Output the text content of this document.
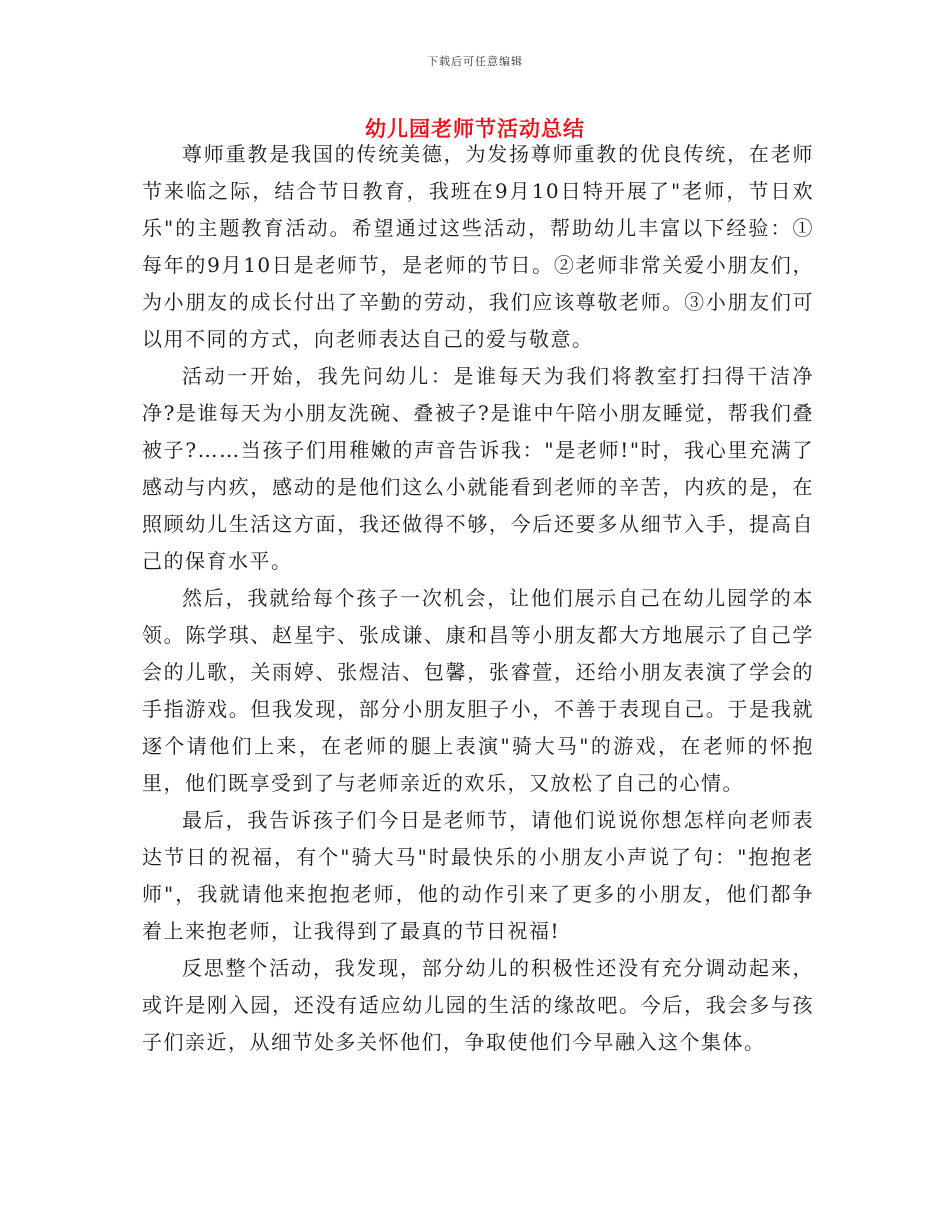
下载后可任意编辑
幼儿园老师节活动总结

尊师重教是我国的传统美德，为发扬尊师重教的优良传统，在老师节来临之际，结合节日教育，我班在9月10日特开展了"老师，节日欢乐"的主题教育活动。希望通过这些活动，帮助幼儿丰富以下经验：①每年的9月10日是老师节，是老师的节日。②老师非常关爱小朋友们，为小朋友的成长付出了辛勤的劳动，我们应该尊敬老师。③小朋友们可以用不同的方式，向老师表达自己的爱与敬意。

活动一开始，我先问幼儿：是谁每天为我们将教室打扫得干洁净净?是谁每天为小朋友洗碗、叠被子?是谁中午陪小朋友睡觉，帮我们叠被子?……当孩子们用稚嫩的声音告诉我："是老师!"时，我心里充满了感动与内疚，感动的是他们这么小就能看到老师的辛苦，内疚的是，在照顾幼儿生活这方面，我还做得不够，今后还要多从细节入手，提高自己的保育水平。

然后，我就给每个孩子一次机会，让他们展示自己在幼儿园学的本领。陈学琪、赵星宇、张成谦、康和昌等小朋友都大方地展示了自己学会的儿歌，关雨婷、张煜洁、包馨，张睿萱，还给小朋友表演了学会的手指游戏。但我发现，部分小朋友胆子小，不善于表现自己。于是我就逐个请他们上来，在老师的腿上表演"骑大马"的游戏，在老师的怀抱里，他们既享受到了与老师亲近的欢乐，又放松了自己的心情。

最后，我告诉孩子们今日是老师节，请他们说说你想怎样向老师表达节日的祝福，有个"骑大马"时最快乐的小朋友小声说了句："抱抱老师"，我就请他来抱抱老师，他的动作引来了更多的小朋友，他们都争着上来抱老师，让我得到了最真的节日祝福!

反思整个活动，我发现，部分幼儿的积极性还没有充分调动起来，或许是刚入园，还没有适应幼儿园的生活的缘故吧。今后，我会多与孩子们亲近，从细节处多关怀他们，争取使他们今早融入这个集体。
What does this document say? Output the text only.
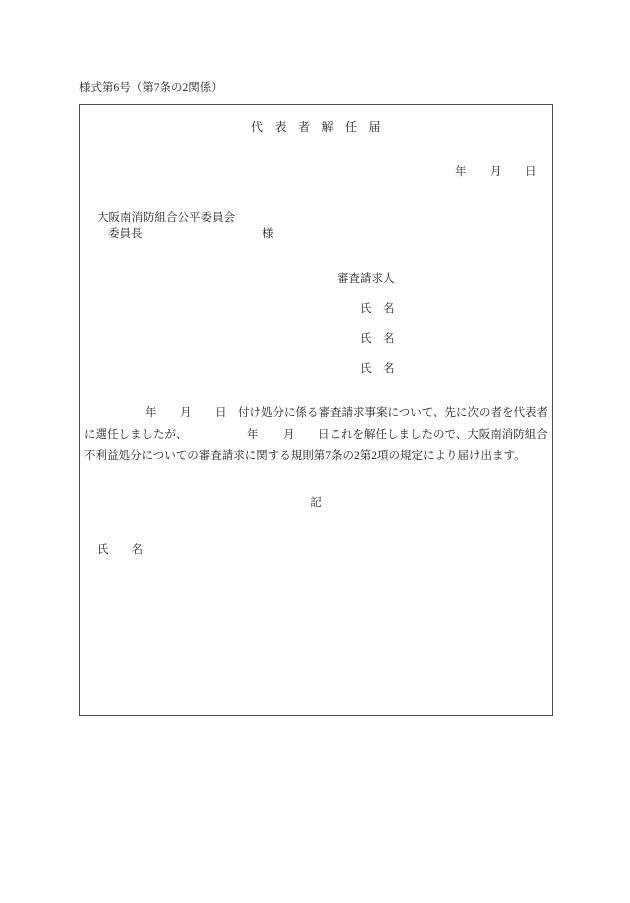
様式第6号（第7条の2関係）
代表者解任届
年 月 日
大阪南消防組合公平委員会
委員長	様
審査請求人
氏　名
氏　名
氏　名
年 月 日 付け処分に係る審査請求事案について、先に次の者を代表者
に選任しましたが、	年 月 日これを解任しましたので、大阪南消防組合
不利益処分についての審査請求に関する規則第7条の2第2項の規定により届け出ます。
記
氏　　名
# # # # # # #
Pictures stay out; retype only the lines from the line containing "What does this" through the end of the listing, inclusive, exactly as they appear.

What does this document say? Output the text only.
様式第6号（第7条の2関係）
代表者解任届
年 月 日
大阪南消防組合公平委員会
委員長	様
審査請求人
氏　名
氏　名
氏　名
年 月 日 付け処分に係る審査請求事案について、先に次の者を代表者
に選任しましたが、	年 月 日これを解任しましたので、大阪南消防組合
不利益処分についての審査請求に関する規則第7条の2第2項の規定により届け出ます。
記
氏　　名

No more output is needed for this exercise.